EXERCISE DIRECTIONS: Return all lines below containing the word "أحاديث".

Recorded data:
/---
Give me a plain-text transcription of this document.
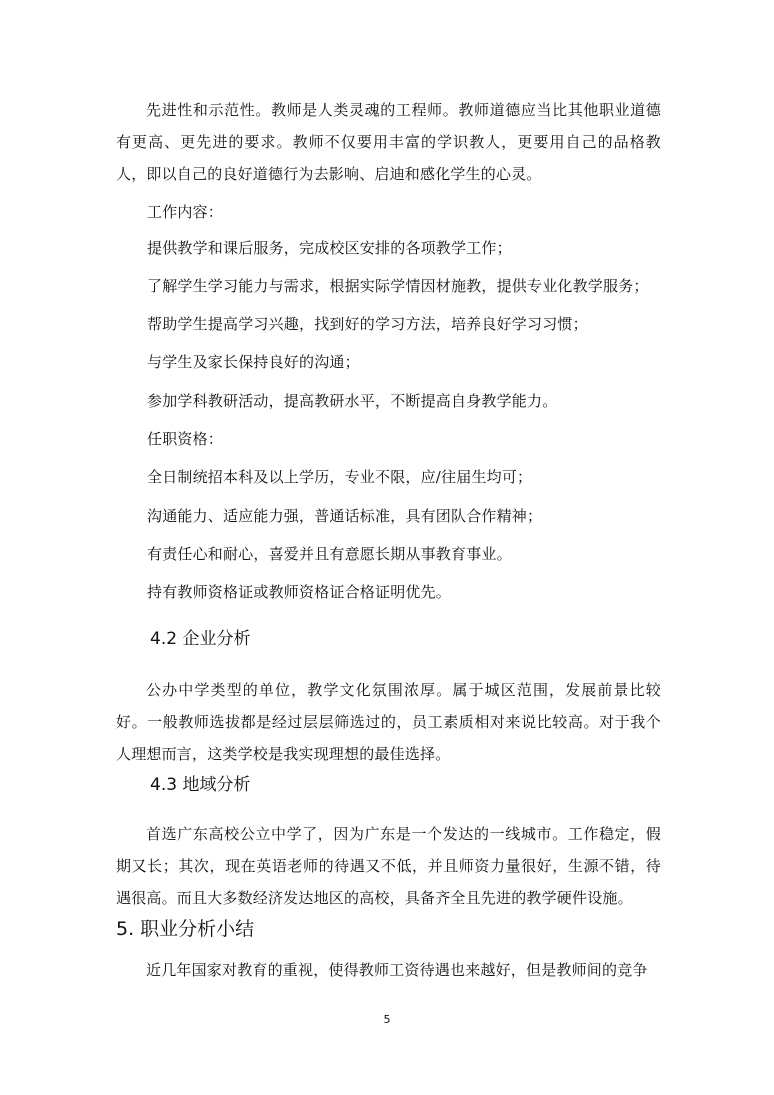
先进性和示范性。教师是人类灵魂的工程师。教师道德应当比其他职业道德有更高、更先进的要求。教师不仅要用丰富的学识教人，更要用自己的品格教人，即以自己的良好道德行为去影响、启迪和感化学生的心灵。

工作内容：

提供教学和课后服务，完成校区安排的各项教学工作；

了解学生学习能力与需求，根据实际学情因材施教，提供专业化教学服务；

帮助学生提高学习兴趣，找到好的学习方法，培养良好学习习惯；

与学生及家长保持良好的沟通；

参加学科教研活动，提高教研水平，不断提高自身教学能力。

任职资格：

全日制统招本科及以上学历，专业不限，应/往届生均可；

沟通能力、适应能力强，普通话标准，具有团队合作精神；

有责任心和耐心，喜爱并且有意愿长期从事教育事业。

持有教师资格证或教师资格证合格证明优先。

4.2 企业分析

公办中学类型的单位，教学文化氛围浓厚。属于城区范围，发展前景比较好。一般教师选拔都是经过层层筛选过的，员工素质相对来说比较高。对于我个人理想而言，这类学校是我实现理想的最佳选择。

4.3 地域分析

首选广东高校公立中学了，因为广东是一个发达的一线城市。工作稳定，假期又长；其次，现在英语老师的待遇又不低，并且师资力量很好，生源不错，待遇很高。而且大多数经济发达地区的高校，具备齐全且先进的教学硬件设施。

5. 职业分析小结

近几年国家对教育的重视，使得教师工资待遇也来越好，但是教师间的竞争

5
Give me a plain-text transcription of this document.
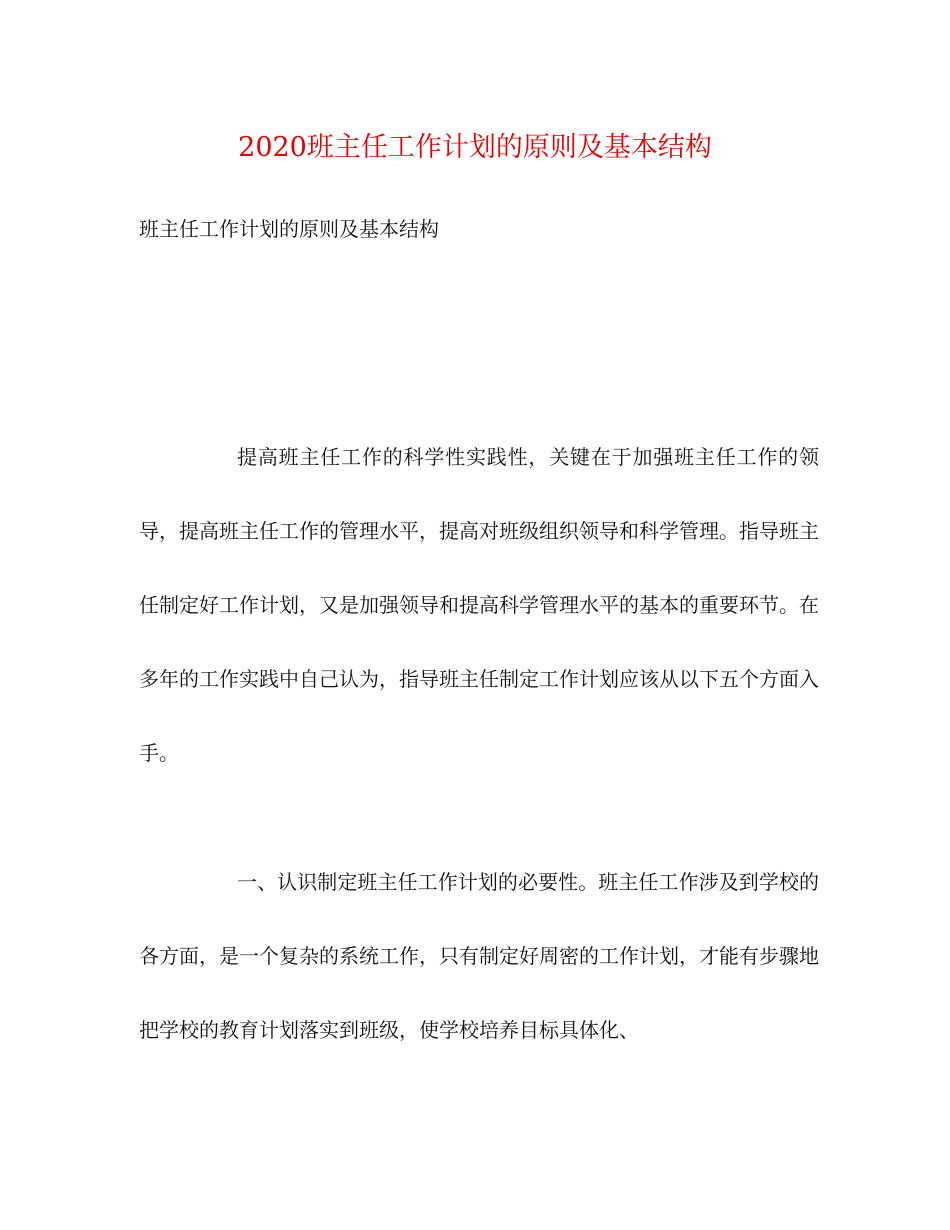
2020班主任工作计划的原则及基本结构

班主任工作计划的原则及基本结构

提高班主任工作的科学性实践性，关键在于加强班主任工作的领导，提高班主任工作的管理水平，提高对班级组织领导和科学管理。指导班主任制定好工作计划，又是加强领导和提高科学管理水平的基本的重要环节。在多年的工作实践中自己认为，指导班主任制定工作计划应该从以下五个方面入手。

一、认识制定班主任工作计划的必要性。班主任工作涉及到学校的各方面，是一个复杂的系统工作，只有制定好周密的工作计划，才能有步骤地把学校的教育计划落实到班级，使学校培养目标具体化、
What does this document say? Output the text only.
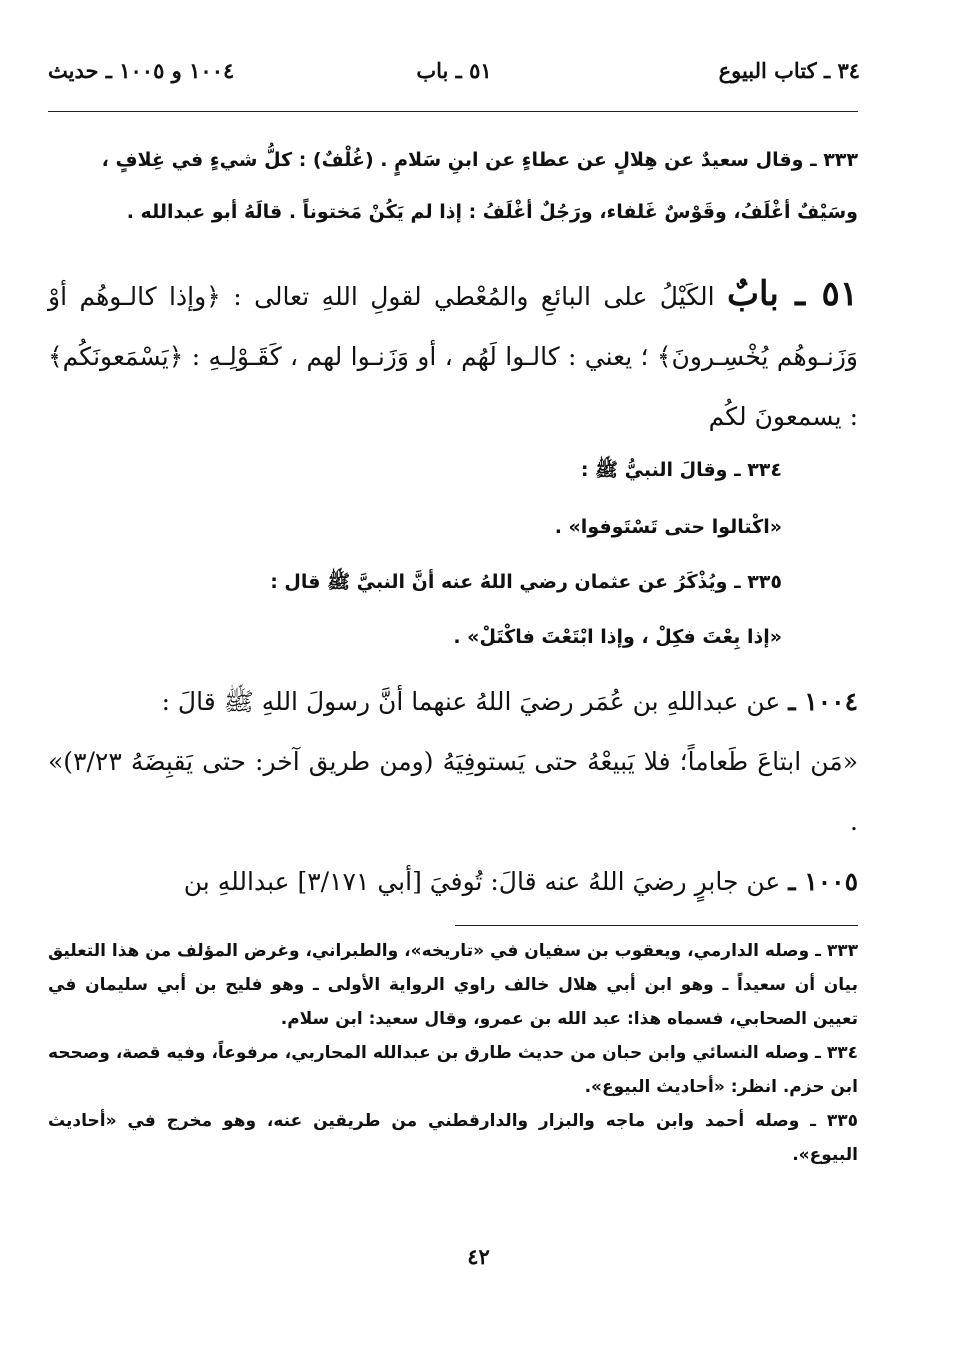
٣٤ ـ كتاب البيوع
٥١ ـ باب
١٠٠٤ و ١٠٠٥ ـ حديث
٣٣٣ ـ وقال سعيدٌ عن هِلالٍ عن عطاءٍ عن ابنِ سَلامٍ . (غُلْفٌ) : كلُّ شيءٍ في غِلافٍ ،
وسَيْفٌ أغْلَفُ، وقَوْسٌ غَلفاء، ورَجُلٌ أغْلَفُ : إذا لم يَكُنْ مَختوناً . قالَهُ أبو عبدالله .
٥١ ـ بابٌ الكَيْلُ على البائعِ والمُعْطي لقولِ اللهِ تعالى : ﴿وإذا كالـوهُم أوْ وَزَنـوهُم يُخْسِـرونَ﴾ ؛ يعني : كالـوا لَهُم ، أو وَزَنـوا لهم ، كَقَـوْلِـهِ : ﴿يَسْمَعونَكُم﴾ : يسمعونَ لكُم
٣٣٤ ـ وقالَ النبيُّ ﷺ :
«اكْتالوا حتى تَسْتَوفوا» .
٣٣٥ ـ ويُذْكَرُ عن عثمان رضي اللهُ عنه أنَّ النبيَّ ﷺ قال :
«إذا بِعْتَ فكِلْ ، وإذا ابْتَعْتَ فاكْتَلْ» .
١٠٠٤ ـ عن عبداللهِ بن عُمَر رضيَ اللهُ عنهما أنَّ رسولَ اللهِ ﷺ قالَ :
«مَن ابتاعَ طَعاماً؛ فلا يَبيعْهُ حتى يَستوفِيَهُ (ومن طريق آخر: حتى يَقبِضَهُ ٣/٢٣)» .
١٠٠٥ ـ عن جابرٍ رضيَ اللهُ عنه قالَ: تُوفيَ [أبي ٣/١٧١] عبداللهِ بن

٣٣٣ ـ وصله الدارمي، ويعقوب بن سفيان في «تاريخه»، والطبراني، وغرض المؤلف من هذا التعليق بيان أن سعيداً ـ وهو ابن أبي هلال خالف راوي الرواية الأولى ـ وهو فليح بن أبي سليمان في تعيين الصحابي، فسماه هذا: عبد الله بن عمرو، وقال سعيد: ابن سلام.

٣٣٤ ـ وصله النسائي وابن حبان من حديث طارق بن عبدالله المحاربي، مرفوعاً، وفيه قصة، وصححه ابن حزم. انظر: «أحاديث البيوع».

٣٣٥ ـ وصله أحمد وابن ماجه والبزار والدارقطني من طريقين عنه، وهو مخرج في «أحاديث البيوع».

٤٢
\---
EXERCISE RESULT:
٣٣٤ ـ وصله النسائي وابن حبان من حديث طارق بن عبدالله المحاربي، مرفوعاً، وفيه قصة، وصححه ابن حزم. انظر: «أحاديث البيوع».
٣٣٥ ـ وصله أحمد وابن ماجه والبزار والدارقطني من طريقين عنه، وهو مخرج في «أحاديث البيوع».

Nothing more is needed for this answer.